■ Set problem: Copy each line exactly.

■ Supplied data:
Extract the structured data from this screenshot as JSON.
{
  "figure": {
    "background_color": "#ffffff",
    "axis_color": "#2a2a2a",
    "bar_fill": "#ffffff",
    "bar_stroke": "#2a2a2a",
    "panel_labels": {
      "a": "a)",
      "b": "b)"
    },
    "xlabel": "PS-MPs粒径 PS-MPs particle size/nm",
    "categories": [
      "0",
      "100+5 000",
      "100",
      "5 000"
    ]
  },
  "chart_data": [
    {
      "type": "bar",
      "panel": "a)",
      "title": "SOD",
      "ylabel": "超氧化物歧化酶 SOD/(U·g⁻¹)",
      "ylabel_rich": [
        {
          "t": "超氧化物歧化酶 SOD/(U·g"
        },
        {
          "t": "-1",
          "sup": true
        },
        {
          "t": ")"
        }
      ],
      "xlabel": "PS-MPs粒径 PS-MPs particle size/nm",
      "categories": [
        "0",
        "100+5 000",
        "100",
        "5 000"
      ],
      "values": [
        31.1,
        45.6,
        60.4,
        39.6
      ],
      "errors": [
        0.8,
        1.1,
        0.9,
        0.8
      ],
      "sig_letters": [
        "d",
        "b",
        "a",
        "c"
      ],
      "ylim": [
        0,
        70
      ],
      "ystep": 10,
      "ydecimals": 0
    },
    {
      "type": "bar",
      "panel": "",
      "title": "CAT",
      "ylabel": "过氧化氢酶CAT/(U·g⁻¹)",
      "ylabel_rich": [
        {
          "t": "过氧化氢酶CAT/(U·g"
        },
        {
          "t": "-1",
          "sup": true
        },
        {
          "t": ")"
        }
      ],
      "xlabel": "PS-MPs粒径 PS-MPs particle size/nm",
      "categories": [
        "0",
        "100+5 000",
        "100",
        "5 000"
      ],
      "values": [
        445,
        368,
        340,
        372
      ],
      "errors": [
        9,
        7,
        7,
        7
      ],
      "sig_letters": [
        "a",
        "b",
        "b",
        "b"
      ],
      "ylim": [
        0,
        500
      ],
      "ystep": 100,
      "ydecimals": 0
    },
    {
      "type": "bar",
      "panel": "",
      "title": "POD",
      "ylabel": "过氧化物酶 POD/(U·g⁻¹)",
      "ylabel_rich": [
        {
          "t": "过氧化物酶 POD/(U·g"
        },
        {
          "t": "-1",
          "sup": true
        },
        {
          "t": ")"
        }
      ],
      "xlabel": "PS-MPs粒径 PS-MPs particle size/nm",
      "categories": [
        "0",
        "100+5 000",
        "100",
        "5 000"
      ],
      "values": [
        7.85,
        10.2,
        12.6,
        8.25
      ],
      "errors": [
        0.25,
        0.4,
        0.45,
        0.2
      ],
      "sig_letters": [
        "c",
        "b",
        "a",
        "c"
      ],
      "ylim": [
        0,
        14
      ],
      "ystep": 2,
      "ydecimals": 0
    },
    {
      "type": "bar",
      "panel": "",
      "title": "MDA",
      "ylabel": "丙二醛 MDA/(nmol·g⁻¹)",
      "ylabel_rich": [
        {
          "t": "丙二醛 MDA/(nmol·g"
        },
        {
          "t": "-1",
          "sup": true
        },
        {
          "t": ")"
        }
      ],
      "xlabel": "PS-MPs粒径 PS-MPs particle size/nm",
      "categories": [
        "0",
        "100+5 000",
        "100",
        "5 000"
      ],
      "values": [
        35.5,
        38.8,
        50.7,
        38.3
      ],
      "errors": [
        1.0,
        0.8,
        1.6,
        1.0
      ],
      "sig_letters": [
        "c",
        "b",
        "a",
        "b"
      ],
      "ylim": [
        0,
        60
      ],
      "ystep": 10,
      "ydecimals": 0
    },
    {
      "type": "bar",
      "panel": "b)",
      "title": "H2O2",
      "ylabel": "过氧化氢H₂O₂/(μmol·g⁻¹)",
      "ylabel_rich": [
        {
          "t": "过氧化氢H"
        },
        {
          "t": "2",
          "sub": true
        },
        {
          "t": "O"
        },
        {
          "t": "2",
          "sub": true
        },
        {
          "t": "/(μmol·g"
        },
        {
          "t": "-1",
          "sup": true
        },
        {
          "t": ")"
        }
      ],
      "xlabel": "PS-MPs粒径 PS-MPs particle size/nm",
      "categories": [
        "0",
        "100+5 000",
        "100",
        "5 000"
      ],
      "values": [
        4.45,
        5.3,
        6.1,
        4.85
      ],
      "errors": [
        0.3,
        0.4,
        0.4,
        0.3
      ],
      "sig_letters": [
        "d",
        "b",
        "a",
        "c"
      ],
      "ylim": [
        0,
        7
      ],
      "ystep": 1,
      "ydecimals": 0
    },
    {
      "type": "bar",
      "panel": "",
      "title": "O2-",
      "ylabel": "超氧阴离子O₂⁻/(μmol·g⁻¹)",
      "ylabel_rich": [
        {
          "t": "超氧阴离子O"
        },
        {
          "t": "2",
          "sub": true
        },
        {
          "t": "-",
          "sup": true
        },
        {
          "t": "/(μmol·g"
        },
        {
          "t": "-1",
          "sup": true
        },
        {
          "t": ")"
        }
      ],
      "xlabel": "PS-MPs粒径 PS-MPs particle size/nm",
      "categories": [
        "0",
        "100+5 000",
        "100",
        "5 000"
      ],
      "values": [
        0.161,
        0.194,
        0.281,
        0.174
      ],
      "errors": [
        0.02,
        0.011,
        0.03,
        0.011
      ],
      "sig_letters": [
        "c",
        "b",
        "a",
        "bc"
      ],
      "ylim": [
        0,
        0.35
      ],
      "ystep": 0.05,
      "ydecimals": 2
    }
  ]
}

■ Task response:
Extract the structured data from this screenshot as JSON.
{
  "figure": {
    "background_color": "#ffffff",
    "axis_color": "#2a2a2a",
    "bar_fill": "#ffffff",
    "bar_stroke": "#2a2a2a",
    "panel_labels": {
      "a": "a)",
      "b": "b)"
    },
    "xlabel": "PS-MPs粒径 PS-MPs particle size/nm",
    "categories": [
      "0",
      "100+5 000",
      "100",
      "5 000"
    ]
  },
  "chart_data": [
    {
      "type": "bar",
      "panel": "a)",
      "title": "SOD",
      "ylabel": "超氧化物歧化酶 SOD/(U·g⁻¹)",
      "ylabel_rich": [
        {
          "t": "超氧化物歧化酶 SOD/(U·g"
        },
        {
          "t": "-1",
          "sup": true
        },
        {
          "t": ")"
        }
      ],
      "xlabel": "PS-MPs粒径 PS-MPs particle size/nm",
      "categories": [
        "0",
        "100+5 000",
        "100",
        "5 000"
      ],
      "values": [
        31.1,
        45.6,
        60.4,
        39.6
      ],
      "errors": [
        0.8,
        1.1,
        0.9,
        0.8
      ],
      "sig_letters": [
        "d",
        "b",
        "a",
        "c"
      ],
      "ylim": [
        0,
        70
      ],
      "ystep": 10,
      "ydecimals": 0
    },
    {
      "type": "bar",
      "panel": "",
      "title": "CAT",
      "ylabel": "过氧化氢酶CAT/(U·g⁻¹)",
      "ylabel_rich": [
        {
          "t": "过氧化氢酶CAT/(U·g"
        },
        {
          "t": "-1",
          "sup": true
        },
        {
          "t": ")"
        }
      ],
      "xlabel": "PS-MPs粒径 PS-MPs particle size/nm",
      "categories": [
        "0",
        "100+5 000",
        "100",
        "5 000"
      ],
      "values": [
        445,
        368,
        340,
        372
      ],
      "errors": [
        9,
        7,
        7,
        7
      ],
      "sig_letters": [
        "a",
        "b",
        "b",
        "b"
      ],
      "ylim": [
        0,
        500
      ],
      "ystep": 100,
      "ydecimals": 0
    },
    {
      "type": "bar",
      "panel": "",
      "title": "POD",
      "ylabel": "过氧化物酶 POD/(U·g⁻¹)",
      "ylabel_rich": [
        {
          "t": "过氧化物酶 POD/(U·g"
        },
        {
          "t": "-1",
          "sup": true
        },
        {
          "t": ")"
        }
      ],
      "xlabel": "PS-MPs粒径 PS-MPs particle size/nm",
      "categories": [
        "0",
        "100+5 000",
        "100",
        "5 000"
      ],
      "values": [
        7.85,
        10.2,
        12.6,
        8.25
      ],
      "errors": [
        0.25,
        0.4,
        0.45,
        0.2
      ],
      "sig_letters": [
        "c",
        "b",
        "a",
        "c"
      ],
      "ylim": [
        0,
        14
      ],
      "ystep": 2,
      "ydecimals": 0
    },
    {
      "type": "bar",
      "panel": "",
      "title": "MDA",
      "ylabel": "丙二醛 MDA/(nmol·g⁻¹)",
      "ylabel_rich": [
        {
          "t": "丙二醛 MDA/(nmol·g"
        },
        {
          "t": "-1",
          "sup": true
        },
        {
          "t": ")"
        }
      ],
      "xlabel": "PS-MPs粒径 PS-MPs particle size/nm",
      "categories": [
        "0",
        "100+5 000",
        "100",
        "5 000"
      ],
      "values": [
        35.5,
        38.8,
        50.7,
        38.3
      ],
      "errors": [
        1.0,
        0.8,
        1.6,
        1.0
      ],
      "sig_letters": [
        "c",
        "b",
        "a",
        "b"
      ],
      "ylim": [
        0,
        60
      ],
      "ystep": 10,
      "ydecimals": 0
    },
    {
      "type": "bar",
      "panel": "b)",
      "title": "H2O2",
      "ylabel": "过氧化氢H₂O₂/(μmol·g⁻¹)",
      "ylabel_rich": [
        {
          "t": "过氧化氢H"
        },
        {
          "t": "2",
          "sub": true
        },
        {
          "t": "O"
        },
        {
          "t": "2",
          "sub": true
        },
        {
          "t": "/(μmol·g"
        },
        {
          "t": "-1",
          "sup": true
        },
        {
          "t": ")"
        }
      ],
      "xlabel": "PS-MPs粒径 PS-MPs particle size/nm",
      "categories": [
        "0",
        "100+5 000",
        "100",
        "5 000"
      ],
      "values": [
        4.45,
        5.3,
        6.1,
        4.85
      ],
      "errors": [
        0.3,
        0.4,
        0.4,
        0.3
      ],
      "sig_letters": [
        "d",
        "b",
        "a",
        "c"
      ],
      "ylim": [
        0,
        7
      ],
      "ystep": 1,
      "ydecimals": 0
    },
    {
      "type": "bar",
      "panel": "",
      "title": "O2-",
      "ylabel": "超氧阴离子O₂⁻/(μmol·g⁻¹)",
      "ylabel_rich": [
        {
          "t": "超氧阴离子O"
        },
        {
          "t": "2",
          "sub": true
        },
        {
          "t": "-",
          "sup": true
        },
        {
          "t": "/(μmol·g"
        },
        {
          "t": "-1",
          "sup": true
        },
        {
          "t": ")"
        }
      ],
      "xlabel": "PS-MPs粒径 PS-MPs particle size/nm",
      "categories": [
        "0",
        "100+5 000",
        "100",
        "5 000"
      ],
      "values": [
        0.161,
        0.194,
        0.281,
        0.174
      ],
      "errors": [
        0.02,
        0.011,
        0.03,
        0.011
      ],
      "sig_letters": [
        "c",
        "b",
        "a",
        "bc"
      ],
      "ylim": [
        0,
        0.35
      ],
      "ystep": 0.05,
      "ydecimals": 2
    }
  ]
}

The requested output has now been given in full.